» The exercise
Scan the data beneath this task and copy each line that includes "RETAMOZO".

» Stored rows
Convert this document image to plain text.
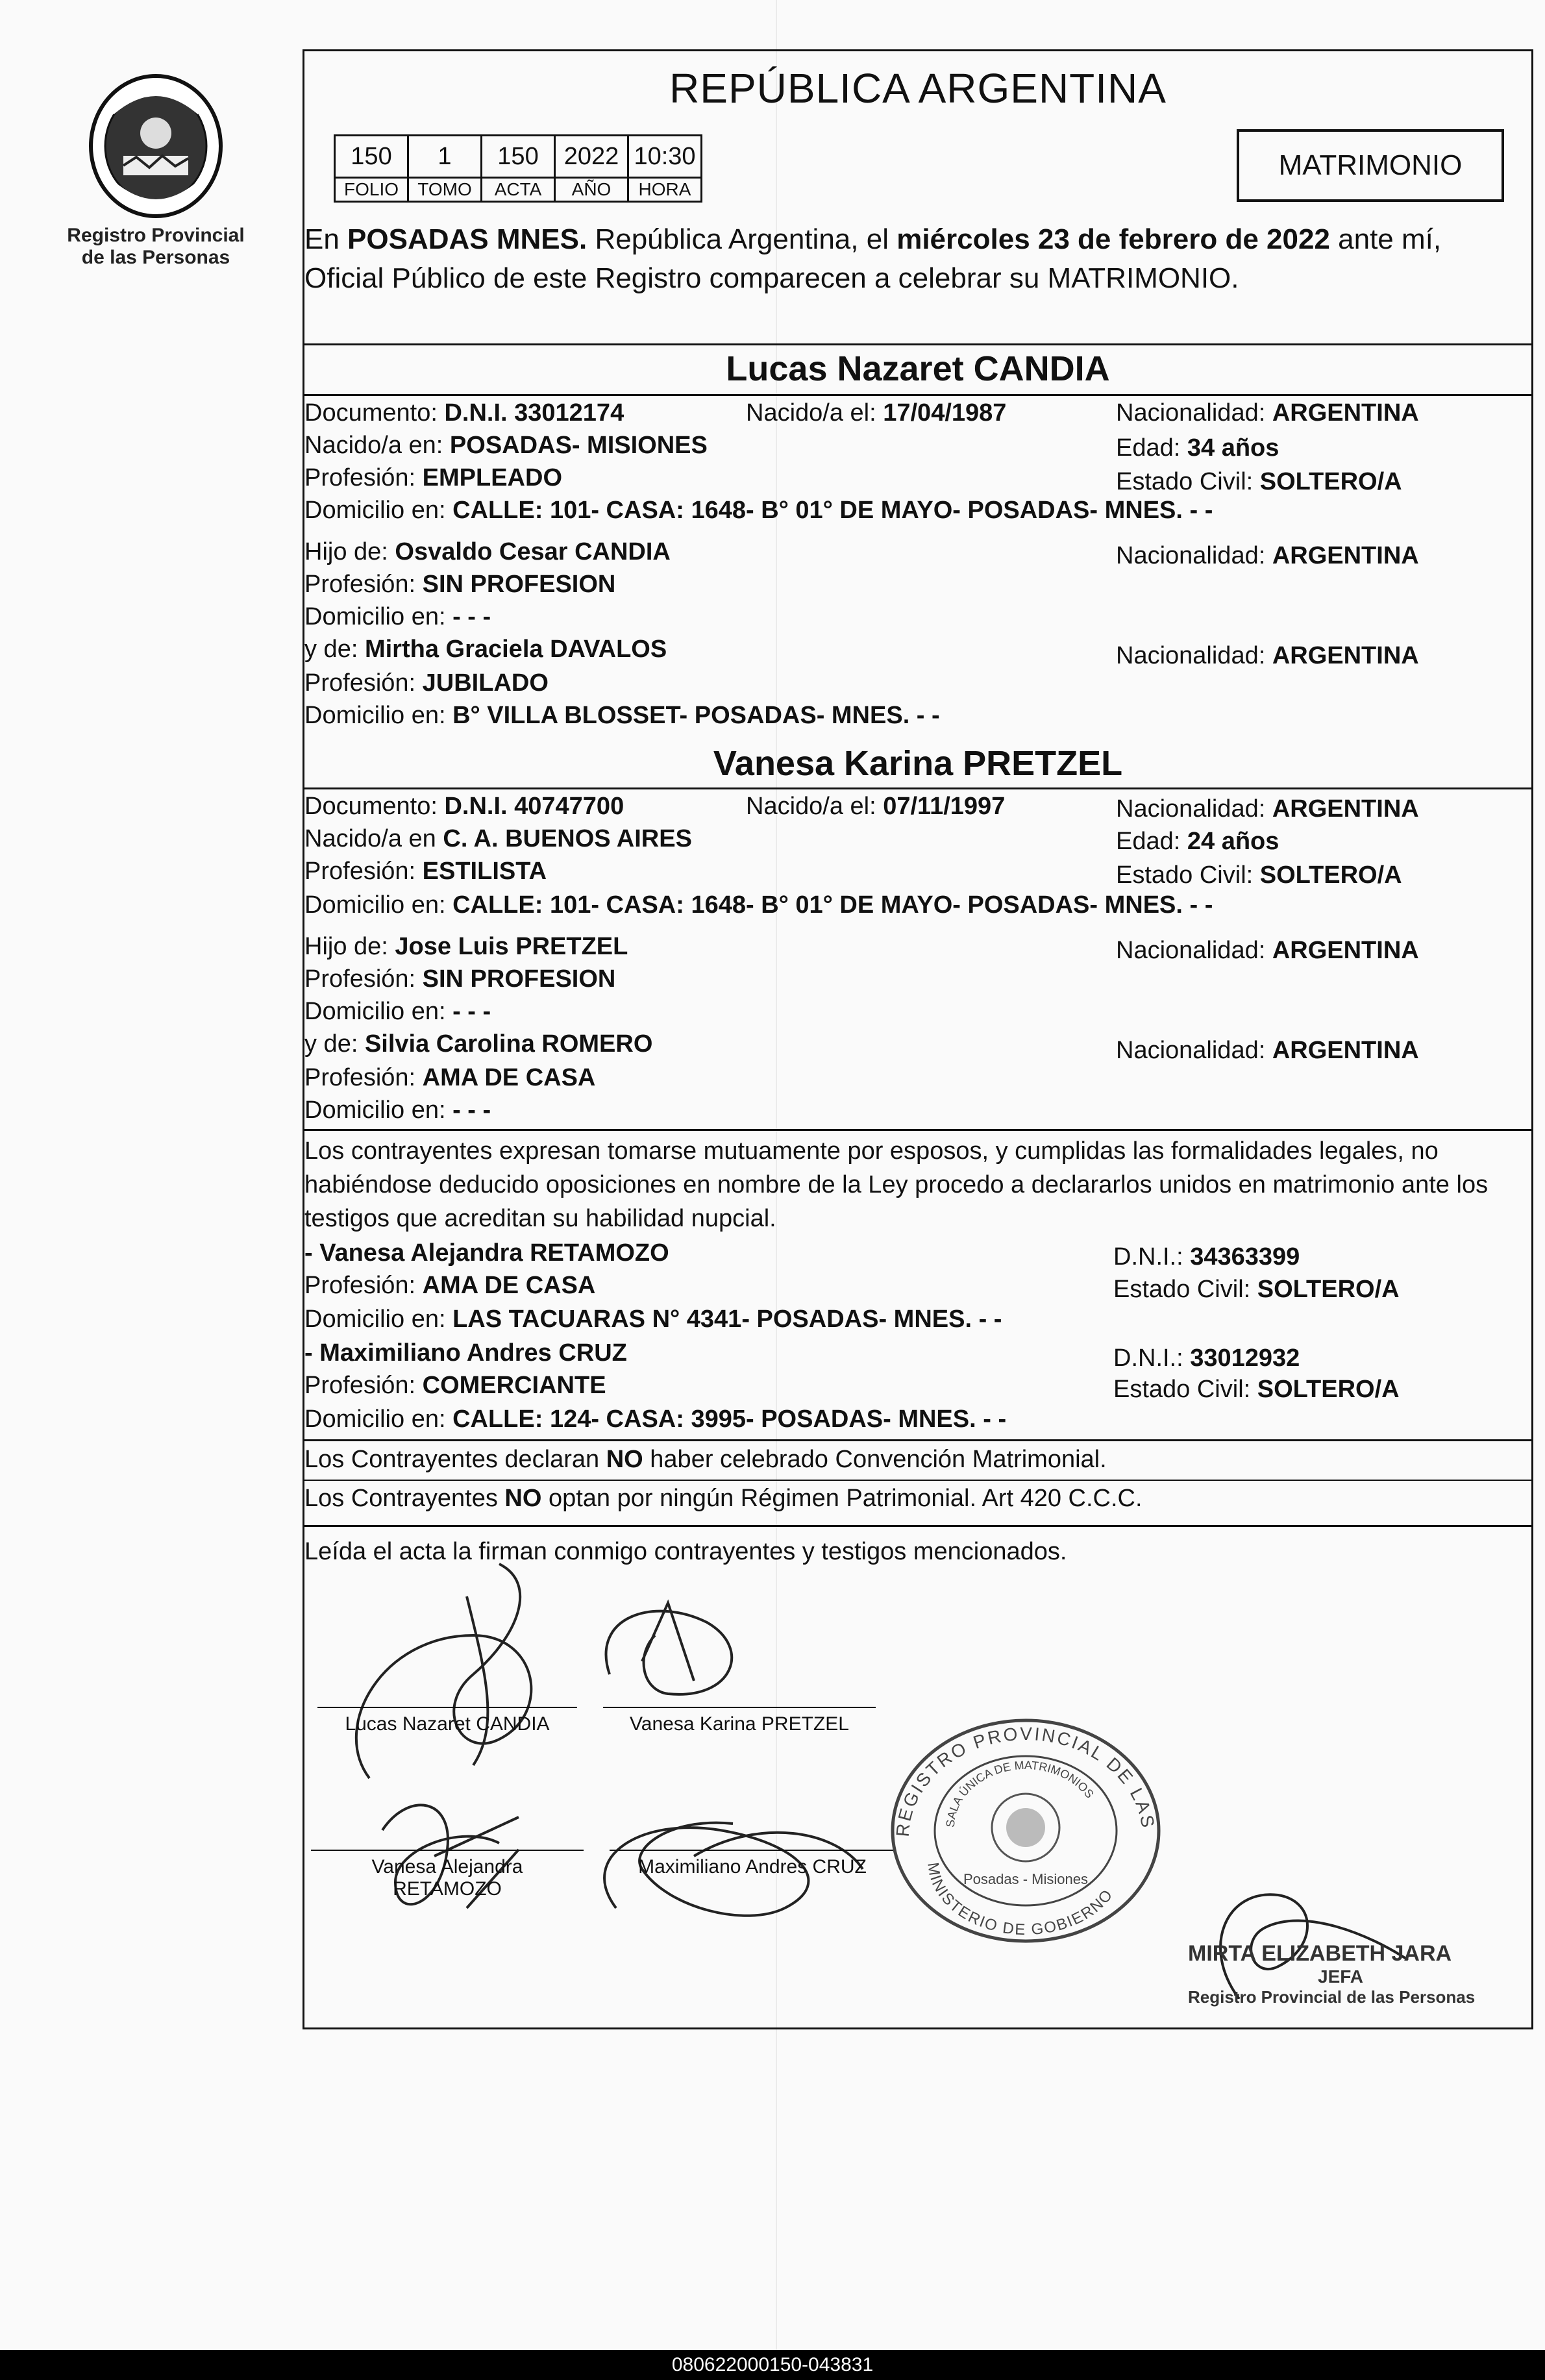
Registro Provincial
de las Personas
REPÚBLICA ARGENTINA
150	1	150	2022	10:30
FOLIO	TOMO	ACTA	AÑO	HORA
MATRIMONIO
En POSADAS MNES. República Argentina, el miércoles 23 de febrero de 2022 ante mí,
Oficial Público de este Registro comparecen a celebrar su MATRIMONIO.
Lucas Nazaret CANDIA
Documento: D.N.I. 33012174	Nacido/a el: 17/04/1987	Nacionalidad: ARGENTINA
Nacido/a en: POSADAS- MISIONES	Edad: 34 años
Profesión: EMPLEADO	Estado Civil: SOLTERO/A
Domicilio en: CALLE: 101- CASA: 1648- B° 01° DE MAYO- POSADAS- MNES. - -
Hijo de: Osvaldo Cesar CANDIA	Nacionalidad: ARGENTINA
Profesión: SIN PROFESION
Domicilio en: - - -
y de: Mirtha Graciela DAVALOS	Nacionalidad: ARGENTINA
Profesión: JUBILADO
Domicilio en: B° VILLA BLOSSET- POSADAS- MNES. - -
Vanesa Karina PRETZEL
Documento: D.N.I. 40747700	Nacido/a el: 07/11/1997	Nacionalidad: ARGENTINA
Nacido/a en C. A. BUENOS AIRES	Edad: 24 años
Profesión: ESTILISTA	Estado Civil: SOLTERO/A
Domicilio en: CALLE: 101- CASA: 1648- B° 01° DE MAYO- POSADAS- MNES. - -
Hijo de: Jose Luis PRETZEL	Nacionalidad: ARGENTINA
Profesión: SIN PROFESION
Domicilio en: - - -
y de: Silvia Carolina ROMERO	Nacionalidad: ARGENTINA
Profesión: AMA DE CASA
Domicilio en: - - -
Los contrayentes expresan tomarse mutuamente por esposos, y cumplidas las formalidades legales, no habiéndose deducido oposiciones en nombre de la Ley procedo a declararlos unidos en matrimonio ante los testigos que acreditan su habilidad nupcial.
- Vanesa Alejandra RETAMOZO	D.N.I.: 34363399
Profesión: AMA DE CASA	Estado Civil: SOLTERO/A
Domicilio en: LAS TACUARAS N° 4341- POSADAS- MNES. - -
- Maximiliano Andres CRUZ	D.N.I.: 33012932
Profesión: COMERCIANTE	Estado Civil: SOLTERO/A
Domicilio en: CALLE: 124- CASA: 3995- POSADAS- MNES. - -
Los Contrayentes declaran NO haber celebrado Convención Matrimonial.
Los Contrayentes NO optan por ningún Régimen Patrimonial. Art 420 C.C.C.
Leída el acta la firman conmigo contrayentes y testigos mencionados.
Lucas Nazaret CANDIA	Vanesa Karina PRETZEL
Vanesa Alejandra
RETAMOZO
Maximiliano Andres CRUZ
REGISTRO PROVINCIAL DE LAS
SALA ÚNICA DE MATRIMONIOS
MINISTERIO DE GOBIERNO
Posadas - Misiones
MIRTA ELIZABETH JARA
JEFA
Registro Provincial de las Personas
080622000150-043831
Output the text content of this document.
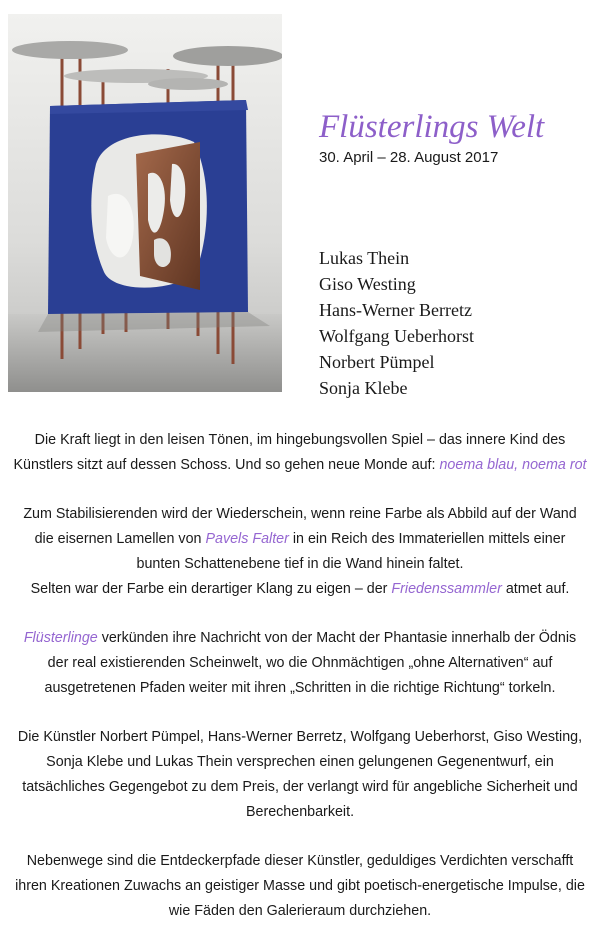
Flüsterlings Welt
30. April – 28. August 2017
Lukas Thein
Giso Westing
Hans-Werner Berretz
Wolfgang Ueberhorst
Norbert Pümpel
Sonja Klebe

Die Kraft liegt in den leisen Tönen, im hingebungsvollen Spiel – das innere Kind des
Künstlers sitzt auf dessen Schoss. Und so gehen neue Monde auf: noema blau, noema rot

Zum Stabilisierenden wird der Wiederschein, wenn reine Farbe als Abbild auf der Wand
die eisernen Lamellen von Pavels Falter in ein Reich des Immateriellen mittels einer
bunten Schattenebene tief in die Wand hinein faltet.
Selten war der Farbe ein derartiger Klang zu eigen – der Friedenssammler atmet auf.

Flüsterlinge verkünden ihre Nachricht von der Macht der Phantasie innerhalb der Ödnis
der real existierenden Scheinwelt, wo die Ohnmächtigen „ohne Alternativen“ auf
ausgetretenen Pfaden weiter mit ihren „Schritten in die richtige Richtung“ torkeln.

Die Künstler Norbert Pümpel, Hans-Werner Berretz, Wolfgang Ueberhorst, Giso Westing,
Sonja Klebe und Lukas Thein versprechen einen gelungenen Gegenentwurf, ein
tatsächliches Gegengebot zu dem Preis, der verlangt wird für angebliche Sicherheit und
Berechenbarkeit.

Nebenwege sind die Entdeckerpfade dieser Künstler, geduldiges Verdichten verschafft
ihren Kreationen Zuwachs an geistiger Masse und gibt poetisch-energetische Impulse, die
wie Fäden den Galerieraum durchziehen.
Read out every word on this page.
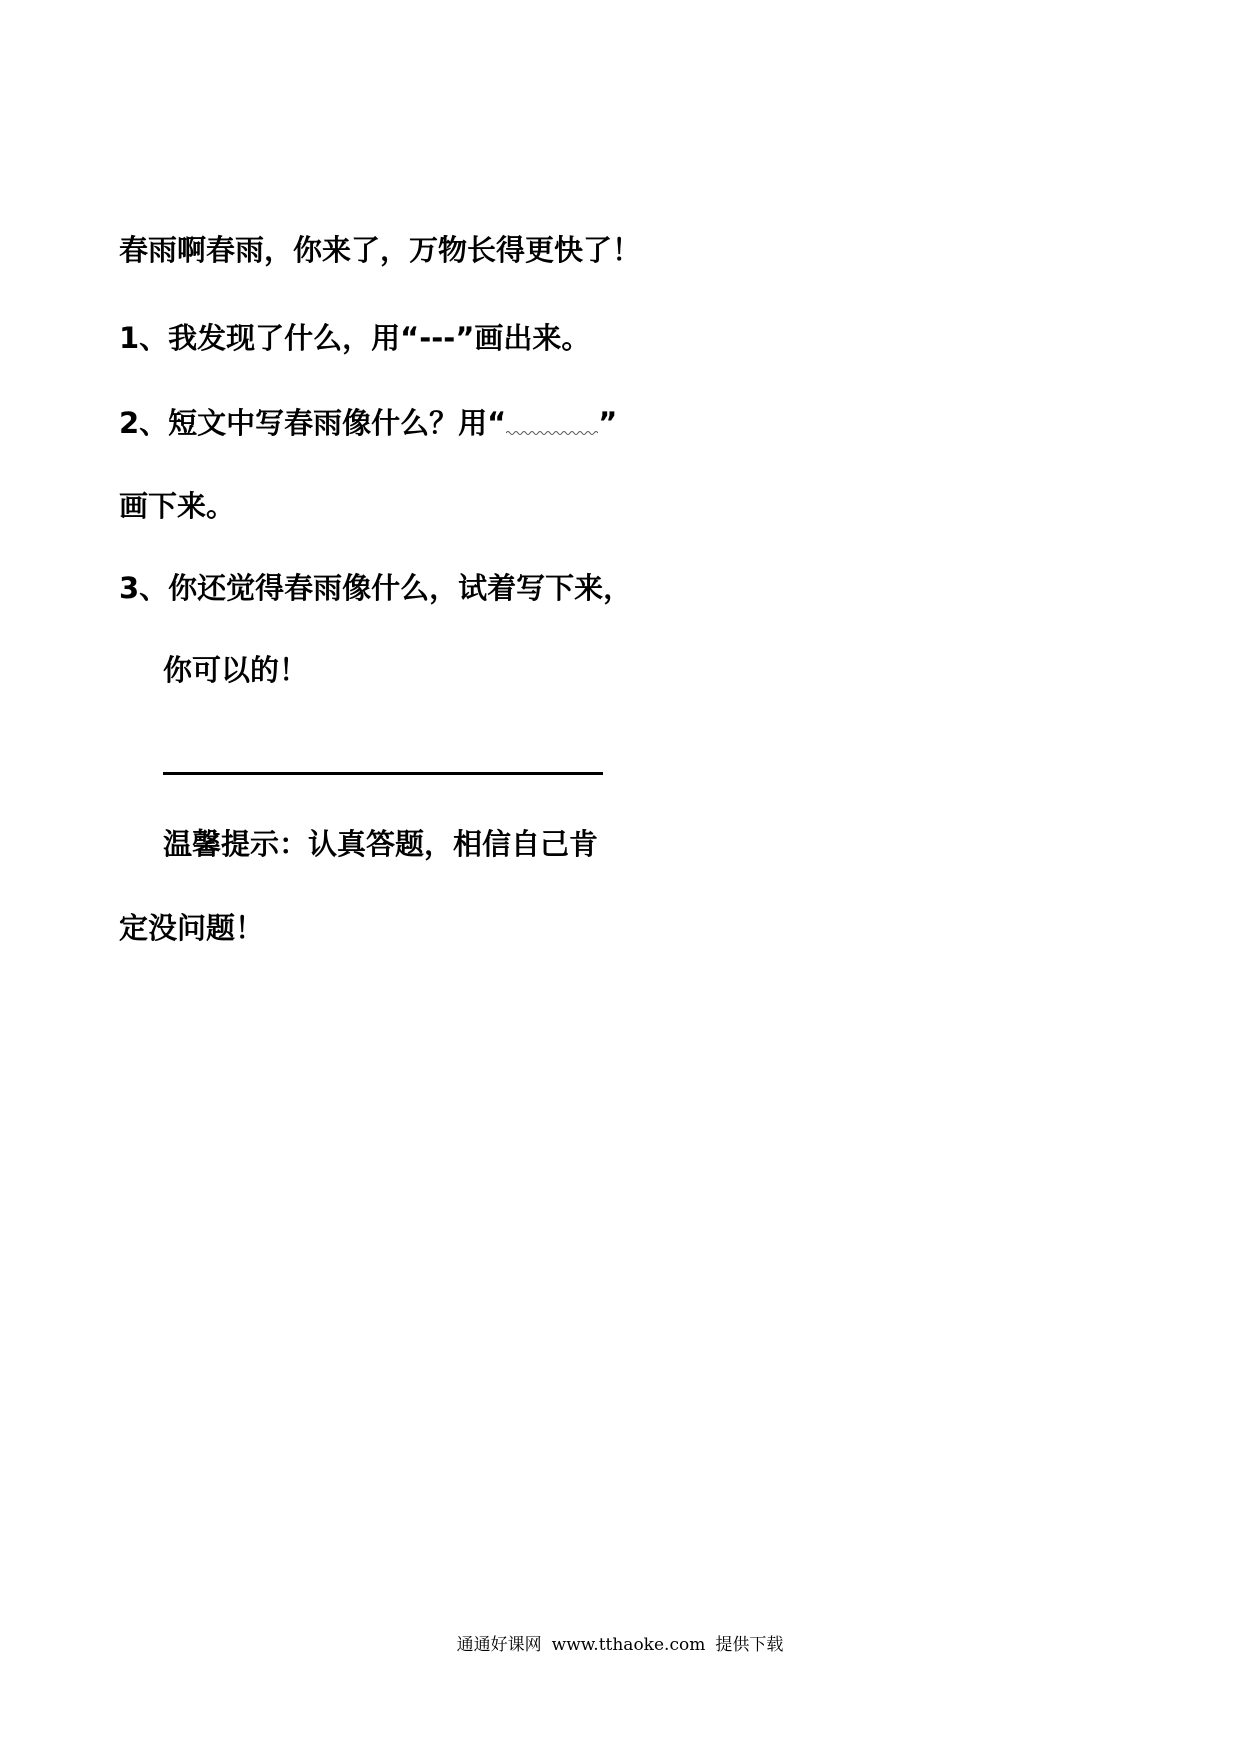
春雨啊春雨，你来了，万物长得更快了！

1、我发现了什么，用“---”画出来。

2、短文中写春雨像什么？用“	”

画下来。

3、你还觉得春雨像什么，试着写下来，

你可以的！

温馨提示：认真答题，相信自己肯

定没问题！

通通好课网 www.tthaoke.com 提供下载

» Final result
- Vanesa Alejandra RETAMOZO	D.N.I.: 34363399
RETAMOZO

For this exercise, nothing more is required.